Recorded data
***

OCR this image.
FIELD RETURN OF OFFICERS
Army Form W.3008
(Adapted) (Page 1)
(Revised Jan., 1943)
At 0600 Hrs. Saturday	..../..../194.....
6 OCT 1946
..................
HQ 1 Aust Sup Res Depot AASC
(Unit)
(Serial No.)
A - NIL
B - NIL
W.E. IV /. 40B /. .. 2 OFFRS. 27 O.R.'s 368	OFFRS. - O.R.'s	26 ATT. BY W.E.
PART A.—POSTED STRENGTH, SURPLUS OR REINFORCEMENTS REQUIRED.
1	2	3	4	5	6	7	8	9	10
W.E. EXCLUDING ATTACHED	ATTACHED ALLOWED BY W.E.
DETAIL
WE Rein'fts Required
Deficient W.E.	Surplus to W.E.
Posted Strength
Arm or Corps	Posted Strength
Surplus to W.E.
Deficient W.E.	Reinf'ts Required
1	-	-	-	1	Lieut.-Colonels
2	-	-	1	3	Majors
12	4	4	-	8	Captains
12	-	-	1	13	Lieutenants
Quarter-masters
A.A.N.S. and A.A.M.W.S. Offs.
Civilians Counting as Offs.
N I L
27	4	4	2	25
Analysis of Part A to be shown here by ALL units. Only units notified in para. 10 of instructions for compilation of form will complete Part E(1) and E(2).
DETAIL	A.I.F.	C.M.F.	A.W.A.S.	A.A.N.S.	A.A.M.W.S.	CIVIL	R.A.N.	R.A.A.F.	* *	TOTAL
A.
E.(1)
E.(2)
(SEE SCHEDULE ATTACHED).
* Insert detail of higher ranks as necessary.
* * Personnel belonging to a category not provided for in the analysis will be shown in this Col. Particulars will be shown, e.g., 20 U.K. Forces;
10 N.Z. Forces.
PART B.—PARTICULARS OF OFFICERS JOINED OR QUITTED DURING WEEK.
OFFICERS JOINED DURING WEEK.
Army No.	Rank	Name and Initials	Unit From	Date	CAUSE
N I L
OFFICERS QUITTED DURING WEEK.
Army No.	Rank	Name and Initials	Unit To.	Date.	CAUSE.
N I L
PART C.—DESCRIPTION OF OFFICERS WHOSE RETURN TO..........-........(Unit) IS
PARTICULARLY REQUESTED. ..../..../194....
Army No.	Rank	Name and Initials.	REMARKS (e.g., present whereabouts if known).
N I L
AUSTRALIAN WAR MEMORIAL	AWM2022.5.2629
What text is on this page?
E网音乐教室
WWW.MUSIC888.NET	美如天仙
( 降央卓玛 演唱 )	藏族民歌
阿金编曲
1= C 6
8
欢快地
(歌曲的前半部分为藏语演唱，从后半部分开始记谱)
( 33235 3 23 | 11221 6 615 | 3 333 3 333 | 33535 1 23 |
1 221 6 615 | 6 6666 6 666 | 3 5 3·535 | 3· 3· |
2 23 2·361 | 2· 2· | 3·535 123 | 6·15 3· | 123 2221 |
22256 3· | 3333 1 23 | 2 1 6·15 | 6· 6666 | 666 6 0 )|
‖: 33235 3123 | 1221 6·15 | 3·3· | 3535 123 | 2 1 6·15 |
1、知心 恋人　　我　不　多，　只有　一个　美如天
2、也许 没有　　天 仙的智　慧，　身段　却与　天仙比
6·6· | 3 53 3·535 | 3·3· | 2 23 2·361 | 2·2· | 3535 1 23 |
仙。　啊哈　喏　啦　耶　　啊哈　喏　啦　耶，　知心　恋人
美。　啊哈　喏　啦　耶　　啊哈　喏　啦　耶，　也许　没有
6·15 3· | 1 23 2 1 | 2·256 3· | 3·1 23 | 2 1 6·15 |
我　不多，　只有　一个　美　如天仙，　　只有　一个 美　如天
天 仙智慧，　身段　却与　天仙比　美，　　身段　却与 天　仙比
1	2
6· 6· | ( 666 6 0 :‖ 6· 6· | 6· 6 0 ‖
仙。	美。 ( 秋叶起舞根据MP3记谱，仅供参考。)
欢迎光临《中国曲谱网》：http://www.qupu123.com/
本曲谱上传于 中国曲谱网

***

**EXERCISE REQUIREMENTS:**
Quote all the records exactly, please, leaving none out.

**PROBLEM SOLUTION:**
OCR this image.
FIELD RETURN OF OFFICERS
Army Form W.3008
(Adapted) (Page 1)
(Revised Jan., 1943)
At 0600 Hrs. Saturday	..../..../194.....
6 OCT 1946
..................
HQ 1 Aust Sup Res Depot AASC
(Unit)
(Serial No.)
A - NIL
B - NIL
W.E. IV /. 40B /. .. 2 OFFRS. 27 O.R.'s 368	OFFRS. - O.R.'s	26 ATT. BY W.E.
PART A.—POSTED STRENGTH, SURPLUS OR REINFORCEMENTS REQUIRED.
1	2	3	4	5	6	7	8	9	10
W.E. EXCLUDING ATTACHED	ATTACHED ALLOWED BY W.E.
DETAIL
WE Rein'fts Required
Deficient W.E.	Surplus to W.E.
Posted Strength
Arm or Corps	Posted Strength
Surplus to W.E.
Deficient W.E.	Reinf'ts Required
1	-	-	-	1	Lieut.-Colonels
2	-	-	1	3	Majors
12	4	4	-	8	Captains
12	-	-	1	13	Lieutenants
Quarter-masters
A.A.N.S. and A.A.M.W.S. Offs.
Civilians Counting as Offs.
N I L
27	4	4	2	25
Analysis of Part A to be shown here by ALL units. Only units notified in para. 10 of instructions for compilation of form will complete Part E(1) and E(2).
DETAIL	A.I.F.	C.M.F.	A.W.A.S.	A.A.N.S.	A.A.M.W.S.	CIVIL	R.A.N.	R.A.A.F.	* *	TOTAL
A.
E.(1)
E.(2)
(SEE SCHEDULE ATTACHED).
* Insert detail of higher ranks as necessary.
* * Personnel belonging to a category not provided for in the analysis will be shown in this Col. Particulars will be shown, e.g., 20 U.K. Forces;
10 N.Z. Forces.
PART B.—PARTICULARS OF OFFICERS JOINED OR QUITTED DURING WEEK.
OFFICERS JOINED DURING WEEK.
Army No.	Rank	Name and Initials	Unit From	Date	CAUSE
N I L
OFFICERS QUITTED DURING WEEK.
Army No.	Rank	Name and Initials	Unit To.	Date.	CAUSE.
N I L
PART C.—DESCRIPTION OF OFFICERS WHOSE RETURN TO..........-........(Unit) IS
PARTICULARLY REQUESTED. ..../..../194....
Army No.	Rank	Name and Initials.	REMARKS (e.g., present whereabouts if known).
N I L
AUSTRALIAN WAR MEMORIAL	AWM2022.5.2629
What text is on this page?
E网音乐教室
WWW.MUSIC888.NET	美如天仙
( 降央卓玛 演唱 )	藏族民歌
阿金编曲
1= C 6
8
欢快地
(歌曲的前半部分为藏语演唱，从后半部分开始记谱)
( 33235 3 23 | 11221 6 615 | 3 333 3 333 | 33535 1 23 |
1 221 6 615 | 6 6666 6 666 | 3 5 3·535 | 3· 3· |
2 23 2·361 | 2· 2· | 3·535 123 | 6·15 3· | 123 2221 |
22256 3· | 3333 1 23 | 2 1 6·15 | 6· 6666 | 666 6 0 )|
‖: 33235 3123 | 1221 6·15 | 3·3· | 3535 123 | 2 1 6·15 |
1、知心 恋人　　我　不　多，　只有　一个　美如天
2、也许 没有　　天 仙的智　慧，　身段　却与　天仙比
6·6· | 3 53 3·535 | 3·3· | 2 23 2·361 | 2·2· | 3535 1 23 |
仙。　啊哈　喏　啦　耶　　啊哈　喏　啦　耶，　知心　恋人
美。　啊哈　喏　啦　耶　　啊哈　喏　啦　耶，　也许　没有
6·15 3· | 1 23 2 1 | 2·256 3· | 3·1 23 | 2 1 6·15 |
我　不多，　只有　一个　美　如天仙，　　只有　一个 美　如天
天 仙智慧，　身段　却与　天仙比　美，　　身段　却与 天　仙比
1	2
6· 6· | ( 666 6 0 :‖ 6· 6· | 6· 6 0 ‖
仙。	美。 ( 秋叶起舞根据MP3记谱，仅供参考。)
欢迎光临《中国曲谱网》：http://www.qupu123.com/
本曲谱上传于 中国曲谱网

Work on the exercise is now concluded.